La consellera balear de Familias, Bienestar Social y Atención a la Dependencia del Govern balear, Sandra Fernández, criticó la falta de políticas migratorias efectivas por parte del Gobierno central. Fernández aseguró que la situación en Baleares evidencia «un abandono absoluto» de las competencias estatales en materia migratoria. «El Gobierno sigue mirando hacia otro lado. No tiene una política migratoria y muchas personas están perdiendo la vida en el mar porque la mayoría de migrantes que llegan a nuestras costas lo hacen por una de las rutas más peligrosas del mundo», afirmó la consellera, explicando que esta situación exige medidas urgentes, recursos suficientes y coordinación con las Fuerzas y Cuerpos de Seguridad del Estado y otros servicios, como Extranjería.
La consellera también denunció el aumento de mafias que trafican con migrantes y las dificultades que enfrentan aquellos que sí se encuentran en situación administrativa regular. Además, acusó al Gobierno de trasladar su responsabilidad y señalar a otros de «racismo» cuando, según agregó, «son ellos los que están incumpliendo completamente sus funciones y tampoco están luchando contra las mafias».
El Govern balear lleva meses denunciando de manera reiterada la gestión migratoria del Gobierno central, especialmente en lo que respecta a la llegada de menores migrantes no acompañados procedentes de Canarias. Al preguntarle a la consellera por los posibles avances en relación al rechazo del reparto de estas personas, apuntó: «No hay ninguna novedad; es como hablar con una pared». Ante la sobreocupación de migrantes, recordó que el Ejecutivo central aprobó la declaración de emergencia migratoria en Baleares, proporcionando financiación que Fernández consideró insuficiente frente a los costes derivados de la acogida.
«Los sistemas de protección y atención de menores, gestionados por los consells, están colapsados», afirma la consellera Sandra Fernández
«No estamos exigiendo que los menores que llegan a Baleares sean trasladados a otras comunidades autónomas; estamos reclamando que no nos deriven a personas de otras regiones porque los sistemas de protección, gestionados por los consells insulares, están completamente colapsados», denunció e indicó que la situación más crítica se vive en Formentera, donde la presión sobre los servicios sociales obligó al Govern a intervenir con financiación adicional «para garantizar la atención de todos los menores y mantener el resto de servicios sociales en funcionamiento».

- Tarea a realizar
¿Cómo seguiría el texto sobre las críticas del Govern balear a la política migratoria del Gobierno central? Prolóngalo a partir de su última oración.

- Extractos de datos
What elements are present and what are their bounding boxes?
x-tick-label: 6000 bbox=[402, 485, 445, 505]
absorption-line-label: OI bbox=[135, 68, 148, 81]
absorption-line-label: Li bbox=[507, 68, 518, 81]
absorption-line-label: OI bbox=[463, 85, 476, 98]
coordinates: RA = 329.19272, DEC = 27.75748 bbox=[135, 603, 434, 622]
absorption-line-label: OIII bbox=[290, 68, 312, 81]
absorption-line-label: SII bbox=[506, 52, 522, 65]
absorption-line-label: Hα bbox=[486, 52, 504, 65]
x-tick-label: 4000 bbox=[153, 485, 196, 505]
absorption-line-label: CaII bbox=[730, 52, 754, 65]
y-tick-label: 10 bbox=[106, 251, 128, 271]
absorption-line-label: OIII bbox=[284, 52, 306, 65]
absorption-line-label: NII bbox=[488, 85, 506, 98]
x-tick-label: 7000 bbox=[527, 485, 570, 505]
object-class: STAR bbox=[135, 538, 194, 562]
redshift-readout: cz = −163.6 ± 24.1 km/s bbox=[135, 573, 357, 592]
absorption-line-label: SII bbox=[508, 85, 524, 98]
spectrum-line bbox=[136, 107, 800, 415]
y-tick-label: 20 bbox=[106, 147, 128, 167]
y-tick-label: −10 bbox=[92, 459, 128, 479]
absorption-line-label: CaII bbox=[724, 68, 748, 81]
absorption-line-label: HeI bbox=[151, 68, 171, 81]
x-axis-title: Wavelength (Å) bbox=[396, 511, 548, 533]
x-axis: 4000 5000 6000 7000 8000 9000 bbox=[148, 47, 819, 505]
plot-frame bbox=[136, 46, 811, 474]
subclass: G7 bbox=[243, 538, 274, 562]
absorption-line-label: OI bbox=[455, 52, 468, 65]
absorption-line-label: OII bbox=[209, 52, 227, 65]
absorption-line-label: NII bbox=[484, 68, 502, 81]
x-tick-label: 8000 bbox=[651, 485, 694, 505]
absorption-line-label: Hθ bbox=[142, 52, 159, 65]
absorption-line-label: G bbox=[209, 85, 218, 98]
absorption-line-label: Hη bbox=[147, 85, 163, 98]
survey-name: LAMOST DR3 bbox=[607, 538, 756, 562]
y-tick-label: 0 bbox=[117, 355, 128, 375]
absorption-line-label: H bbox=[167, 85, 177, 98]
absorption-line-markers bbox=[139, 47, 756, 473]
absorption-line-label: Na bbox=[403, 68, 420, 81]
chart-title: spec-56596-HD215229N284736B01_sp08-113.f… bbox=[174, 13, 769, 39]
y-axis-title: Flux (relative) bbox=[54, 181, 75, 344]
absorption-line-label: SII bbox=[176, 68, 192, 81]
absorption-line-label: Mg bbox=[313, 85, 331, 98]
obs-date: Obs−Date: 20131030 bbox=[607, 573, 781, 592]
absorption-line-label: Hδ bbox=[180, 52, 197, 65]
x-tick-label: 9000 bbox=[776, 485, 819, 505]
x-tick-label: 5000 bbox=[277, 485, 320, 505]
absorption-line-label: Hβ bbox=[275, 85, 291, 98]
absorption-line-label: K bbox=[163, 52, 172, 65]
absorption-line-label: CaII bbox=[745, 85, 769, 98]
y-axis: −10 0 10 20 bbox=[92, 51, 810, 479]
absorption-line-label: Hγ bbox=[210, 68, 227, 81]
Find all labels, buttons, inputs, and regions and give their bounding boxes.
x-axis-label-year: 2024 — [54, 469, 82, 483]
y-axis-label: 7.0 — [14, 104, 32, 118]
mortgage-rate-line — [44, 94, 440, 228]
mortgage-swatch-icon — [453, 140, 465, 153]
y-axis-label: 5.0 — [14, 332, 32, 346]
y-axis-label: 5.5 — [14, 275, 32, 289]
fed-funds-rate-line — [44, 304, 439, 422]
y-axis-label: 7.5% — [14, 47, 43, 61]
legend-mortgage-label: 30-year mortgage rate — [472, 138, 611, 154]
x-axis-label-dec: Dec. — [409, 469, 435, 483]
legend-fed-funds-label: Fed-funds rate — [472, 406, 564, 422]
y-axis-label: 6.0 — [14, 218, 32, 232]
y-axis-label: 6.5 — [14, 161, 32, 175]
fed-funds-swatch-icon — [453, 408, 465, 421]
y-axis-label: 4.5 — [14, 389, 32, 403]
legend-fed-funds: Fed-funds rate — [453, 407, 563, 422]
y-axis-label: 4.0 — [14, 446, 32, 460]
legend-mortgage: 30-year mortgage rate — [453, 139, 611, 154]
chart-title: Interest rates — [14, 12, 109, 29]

- Resultado del ejercicio
Regularización masiva
La consellera advirtió que la reciente regularización masiva aprobada por el Gobierno central podría tener un efecto llamada, aumentando la llegada de migrantes a Baleares «sin que existan garantías suficientes» para su implementación. «Nos vemos en una situación de impotencia total al ver cómo, lejos de intentar solucionar la llegada masiva de personas, se actúa de forma contraria con anuncios o medidas que no cuentan con los recursos ni la planificación adecuada», lamentó Fernández.
Asimismo, aseguró que incluso la Delegación del Gobierno en Baleares, «que conoce la realidad local», no ha logrado trasladar al Ejecutivo central la necesidad urgente de actuar con criterios de responsabilidad y proporcionalidad.
La consellera insistió en que la gestión estatal debería «priorizar políticas migratorias claras y recursos adecuados para garantizar la protección y los derechos de todas las personas implicadas». Desde el Govern balear, puntualizó, se reclama una política migratoria eficaz, medidas de prevención frente a mafias y la estabilidad de los servicios sociales, «en un momento en el que la presión sobre las islas alcanza niveles críticos».